PROBLEM STATEMENT - Locate every line below that contains the word "axis" and copy it.

DATA PROVIDED -
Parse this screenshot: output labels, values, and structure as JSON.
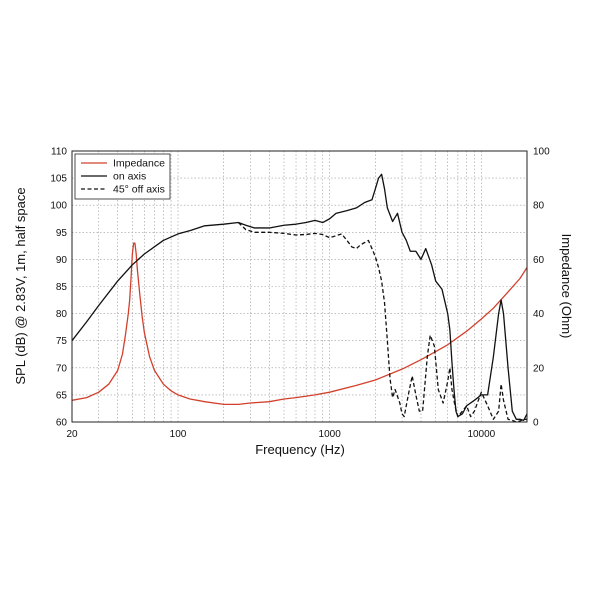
{
  "chart_data": {
    "type": "line",
    "xlabel": "Frequency (Hz)",
    "ylabel_left": "SPL (dB) @ 2.83V, 1m, half space",
    "ylabel_right": "Impedance (Ohm)",
    "x_scale": "log",
    "xlim": [
      20,
      20000
    ],
    "ylim_left": [
      60,
      110
    ],
    "ylim_right": [
      0,
      100
    ],
    "grid": true,
    "legend_position": "top-left",
    "x_ticks": [
      {
        "value": 20,
        "label": "20"
      },
      {
        "value": 100,
        "label": "100"
      },
      {
        "value": 1000,
        "label": "1000"
      },
      {
        "value": 10000,
        "label": "10000"
      }
    ],
    "y_ticks_left": [
      "60",
      "65",
      "70",
      "75",
      "80",
      "85",
      "90",
      "95",
      "100",
      "105",
      "110"
    ],
    "y_ticks_right": [
      "0",
      "20",
      "40",
      "60",
      "80",
      "100"
    ],
    "series": [
      {
        "name": "Impedance",
        "axis": "right",
        "color": "#d2402c",
        "style": "solid",
        "points": [
          [
            20,
            8
          ],
          [
            25,
            9
          ],
          [
            30,
            11
          ],
          [
            35,
            14
          ],
          [
            40,
            19
          ],
          [
            43,
            25
          ],
          [
            45,
            32
          ],
          [
            47,
            40
          ],
          [
            48,
            45
          ],
          [
            49,
            53
          ],
          [
            50,
            62
          ],
          [
            51,
            66
          ],
          [
            52,
            66
          ],
          [
            53,
            62
          ],
          [
            54,
            56
          ],
          [
            56,
            47
          ],
          [
            58,
            39
          ],
          [
            60,
            33
          ],
          [
            65,
            24
          ],
          [
            70,
            19
          ],
          [
            80,
            14
          ],
          [
            90,
            11.5
          ],
          [
            100,
            10
          ],
          [
            120,
            8.5
          ],
          [
            150,
            7.5
          ],
          [
            200,
            6.5
          ],
          [
            250,
            6.5
          ],
          [
            300,
            7
          ],
          [
            400,
            7.5
          ],
          [
            500,
            8.5
          ],
          [
            600,
            9
          ],
          [
            800,
            10
          ],
          [
            1000,
            11
          ],
          [
            1500,
            13.5
          ],
          [
            2000,
            15.5
          ],
          [
            3000,
            19.5
          ],
          [
            4000,
            23
          ],
          [
            5000,
            26
          ],
          [
            6000,
            28.5
          ],
          [
            8000,
            33.5
          ],
          [
            10000,
            38
          ],
          [
            12000,
            42
          ],
          [
            15000,
            48
          ],
          [
            18000,
            53
          ],
          [
            20000,
            57
          ]
        ]
      },
      {
        "name": "on axis",
        "axis": "left",
        "color": "#111111",
        "style": "solid",
        "points": [
          [
            20,
            75
          ],
          [
            25,
            78.5
          ],
          [
            30,
            81.5
          ],
          [
            40,
            86
          ],
          [
            50,
            89
          ],
          [
            60,
            91
          ],
          [
            80,
            93.5
          ],
          [
            100,
            94.7
          ],
          [
            120,
            95.3
          ],
          [
            150,
            96.2
          ],
          [
            200,
            96.5
          ],
          [
            250,
            96.8
          ],
          [
            280,
            96.3
          ],
          [
            320,
            95.8
          ],
          [
            400,
            95.8
          ],
          [
            500,
            96.3
          ],
          [
            600,
            96.5
          ],
          [
            700,
            96.8
          ],
          [
            800,
            97.2
          ],
          [
            900,
            96.8
          ],
          [
            1000,
            97.5
          ],
          [
            1100,
            98.5
          ],
          [
            1300,
            99
          ],
          [
            1500,
            99.5
          ],
          [
            1700,
            100.5
          ],
          [
            1900,
            101
          ],
          [
            2000,
            103
          ],
          [
            2100,
            105
          ],
          [
            2200,
            105.7
          ],
          [
            2300,
            103
          ],
          [
            2400,
            99.5
          ],
          [
            2600,
            97
          ],
          [
            2800,
            98.5
          ],
          [
            3000,
            95
          ],
          [
            3200,
            93.5
          ],
          [
            3400,
            91.5
          ],
          [
            3700,
            91.5
          ],
          [
            4000,
            90
          ],
          [
            4300,
            92
          ],
          [
            4700,
            89
          ],
          [
            5000,
            86
          ],
          [
            5500,
            84.5
          ],
          [
            6000,
            80
          ],
          [
            6200,
            77
          ],
          [
            6400,
            71
          ],
          [
            6600,
            66
          ],
          [
            6800,
            62
          ],
          [
            7000,
            61
          ],
          [
            7500,
            61.5
          ],
          [
            8000,
            63
          ],
          [
            9000,
            64
          ],
          [
            10000,
            65
          ],
          [
            11000,
            65
          ],
          [
            12000,
            72
          ],
          [
            13000,
            80
          ],
          [
            13500,
            82.5
          ],
          [
            14000,
            80
          ],
          [
            15000,
            70
          ],
          [
            16000,
            62
          ],
          [
            17000,
            60.5
          ],
          [
            18000,
            60.5
          ],
          [
            19000,
            60.3
          ],
          [
            20000,
            61.5
          ]
        ]
      },
      {
        "name": "45° off axis",
        "axis": "left",
        "color": "#111111",
        "style": "dashed",
        "points": [
          [
            250,
            96.8
          ],
          [
            280,
            95.5
          ],
          [
            320,
            95
          ],
          [
            400,
            95
          ],
          [
            500,
            94.8
          ],
          [
            600,
            94.5
          ],
          [
            700,
            94.6
          ],
          [
            800,
            94.8
          ],
          [
            900,
            94.6
          ],
          [
            1000,
            94
          ],
          [
            1200,
            94.7
          ],
          [
            1300,
            93.5
          ],
          [
            1400,
            92.3
          ],
          [
            1500,
            92
          ],
          [
            1600,
            92.7
          ],
          [
            1800,
            93.5
          ],
          [
            1900,
            92
          ],
          [
            2000,
            90.5
          ],
          [
            2100,
            88.5
          ],
          [
            2200,
            86
          ],
          [
            2300,
            82
          ],
          [
            2400,
            75
          ],
          [
            2500,
            68
          ],
          [
            2600,
            64.5
          ],
          [
            2700,
            66
          ],
          [
            2900,
            63.5
          ],
          [
            3000,
            61.5
          ],
          [
            3100,
            61
          ],
          [
            3300,
            65
          ],
          [
            3500,
            68.5
          ],
          [
            3700,
            65
          ],
          [
            3900,
            62
          ],
          [
            4100,
            62
          ],
          [
            4400,
            72
          ],
          [
            4600,
            76
          ],
          [
            4900,
            74
          ],
          [
            5200,
            66
          ],
          [
            5600,
            63.5
          ],
          [
            6000,
            67.5
          ],
          [
            6200,
            70
          ],
          [
            6400,
            66
          ],
          [
            6700,
            63
          ],
          [
            7000,
            61
          ],
          [
            7500,
            62
          ],
          [
            8000,
            63
          ],
          [
            8500,
            61
          ],
          [
            9000,
            62
          ],
          [
            10000,
            65.5
          ],
          [
            11000,
            63
          ],
          [
            12000,
            60.5
          ],
          [
            13000,
            62
          ],
          [
            13500,
            67
          ],
          [
            14000,
            64
          ],
          [
            15000,
            60.5
          ],
          [
            16000,
            60.3
          ],
          [
            17000,
            60
          ],
          [
            18000,
            60.2
          ],
          [
            19000,
            60.5
          ],
          [
            20000,
            60.5
          ]
        ]
      }
    ]
  }
}
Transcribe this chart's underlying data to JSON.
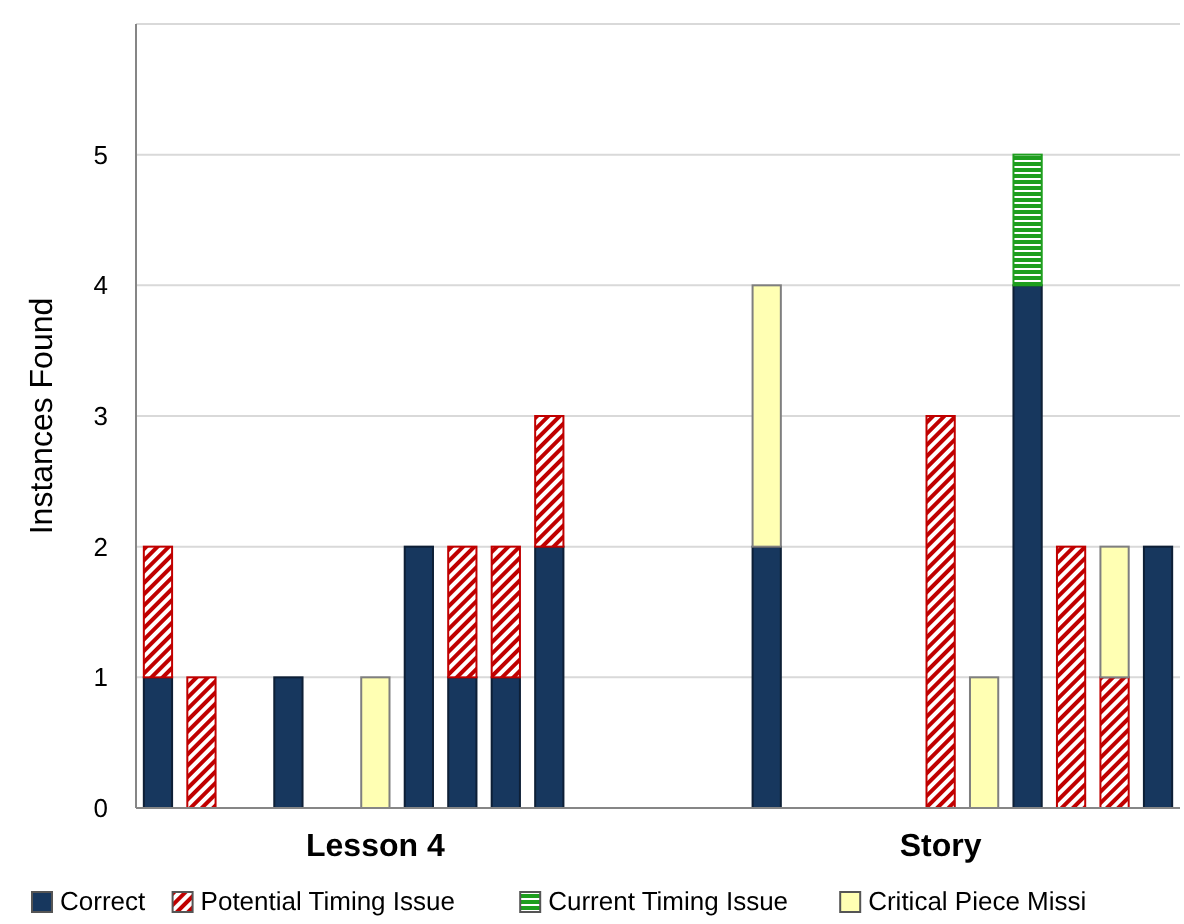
{
  "chart_data": {
    "type": "bar",
    "stacked": true,
    "ylabel": "Instances Found",
    "categories": [
      null,
      null,
      null,
      null,
      null,
      "Lesson 4",
      null,
      null,
      null,
      null,
      null,
      null,
      null,
      null,
      null,
      null,
      null,
      null,
      "Story",
      null,
      null,
      null,
      null,
      null
    ],
    "series": [
      {
        "name": "Correct",
        "color": "#17375e",
        "values": [
          1,
          0,
          0,
          1,
          0,
          0,
          2,
          1,
          1,
          2,
          0,
          0,
          0,
          0,
          2,
          0,
          0,
          0,
          0,
          0,
          4,
          0,
          0,
          2
        ]
      },
      {
        "name": "Potential Timing Issue",
        "color": "#c00000",
        "values": [
          1,
          1,
          0,
          0,
          0,
          0,
          0,
          1,
          1,
          1,
          0,
          0,
          0,
          0,
          0,
          0,
          0,
          0,
          3,
          0,
          0,
          2,
          1,
          0
        ]
      },
      {
        "name": "Current Timing Issue",
        "color": "#1e9e1e",
        "values": [
          0,
          0,
          0,
          0,
          0,
          0,
          0,
          0,
          0,
          0,
          0,
          0,
          0,
          0,
          0,
          0,
          0,
          0,
          0,
          0,
          1,
          0,
          0,
          0
        ]
      },
      {
        "name": "Critical Piece Missi",
        "color": "#ffffb3",
        "values": [
          0,
          0,
          0,
          0,
          0,
          1,
          0,
          0,
          0,
          0,
          0,
          0,
          0,
          0,
          2,
          0,
          0,
          0,
          0,
          1,
          0,
          0,
          1,
          0
        ]
      }
    ],
    "ylim": [
      0,
      6
    ],
    "yticks": [
      0,
      1,
      2,
      3,
      4,
      5,
      {
        "value": 6,
        "label": null
      }
    ],
    "grid": "y",
    "legend": "bottom"
  }
}
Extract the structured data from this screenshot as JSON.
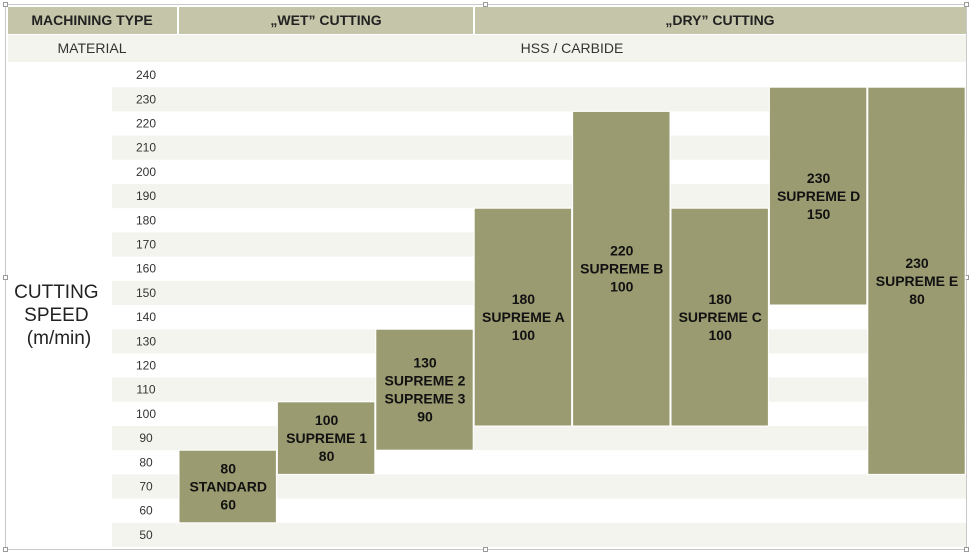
{
  "chart_data": {
    "type": "bar",
    "header": {
      "machining_type_label": "MACHINING TYPE",
      "wet_label": "„WET” CUTTING",
      "dry_label": "„DRY” CUTTING",
      "material_label": "MATERIAL",
      "material_value": "HSS / CARBIDE"
    },
    "ylabel_lines": [
      "CUTTING",
      "SPEED",
      "(m/min)"
    ],
    "yticks": [
      240,
      230,
      220,
      210,
      200,
      190,
      180,
      170,
      160,
      150,
      140,
      130,
      120,
      110,
      100,
      90,
      80,
      70,
      60,
      50
    ],
    "ylim": [
      50,
      240
    ],
    "categories": [
      "STANDARD",
      "SUPREME 1",
      "SUPREME 2 / SUPREME 3",
      "SUPREME A",
      "SUPREME B",
      "SUPREME C",
      "SUPREME D",
      "SUPREME E"
    ],
    "groups": [
      {
        "name": "wet",
        "columns": [
          0,
          1,
          2
        ]
      },
      {
        "name": "dry",
        "columns": [
          3,
          4,
          5,
          6,
          7
        ]
      }
    ],
    "bars": [
      {
        "column": 0,
        "max": 80,
        "min": 60,
        "lines": [
          "80",
          "STANDARD",
          "60"
        ]
      },
      {
        "column": 1,
        "max": 100,
        "min": 80,
        "lines": [
          "100",
          "SUPREME 1",
          "80"
        ]
      },
      {
        "column": 2,
        "max": 130,
        "min": 90,
        "lines": [
          "130",
          "SUPREME 2",
          "SUPREME 3",
          "90"
        ]
      },
      {
        "column": 3,
        "max": 180,
        "min": 100,
        "lines": [
          "180",
          "SUPREME A",
          "100"
        ]
      },
      {
        "column": 4,
        "max": 220,
        "min": 100,
        "lines": [
          "220",
          "SUPREME B",
          "100"
        ]
      },
      {
        "column": 5,
        "max": 180,
        "min": 100,
        "lines": [
          "180",
          "SUPREME C",
          "100"
        ]
      },
      {
        "column": 6,
        "max": 230,
        "min": 150,
        "lines": [
          "230",
          "SUPREME D",
          "150"
        ]
      },
      {
        "column": 7,
        "max": 230,
        "min": 80,
        "lines": [
          "230",
          "SUPREME E",
          "80"
        ]
      }
    ],
    "colors": {
      "bar": "#9b9b72",
      "header_bg": "#c5c5a9",
      "band": "#f4f4ef",
      "bar_border": "#ffffff"
    }
  }
}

RIGHT ANSWER -
        "axis": "right",
        "name": "on axis",
        "axis": "left",
        "name": "45° off axis",
        "axis": "left",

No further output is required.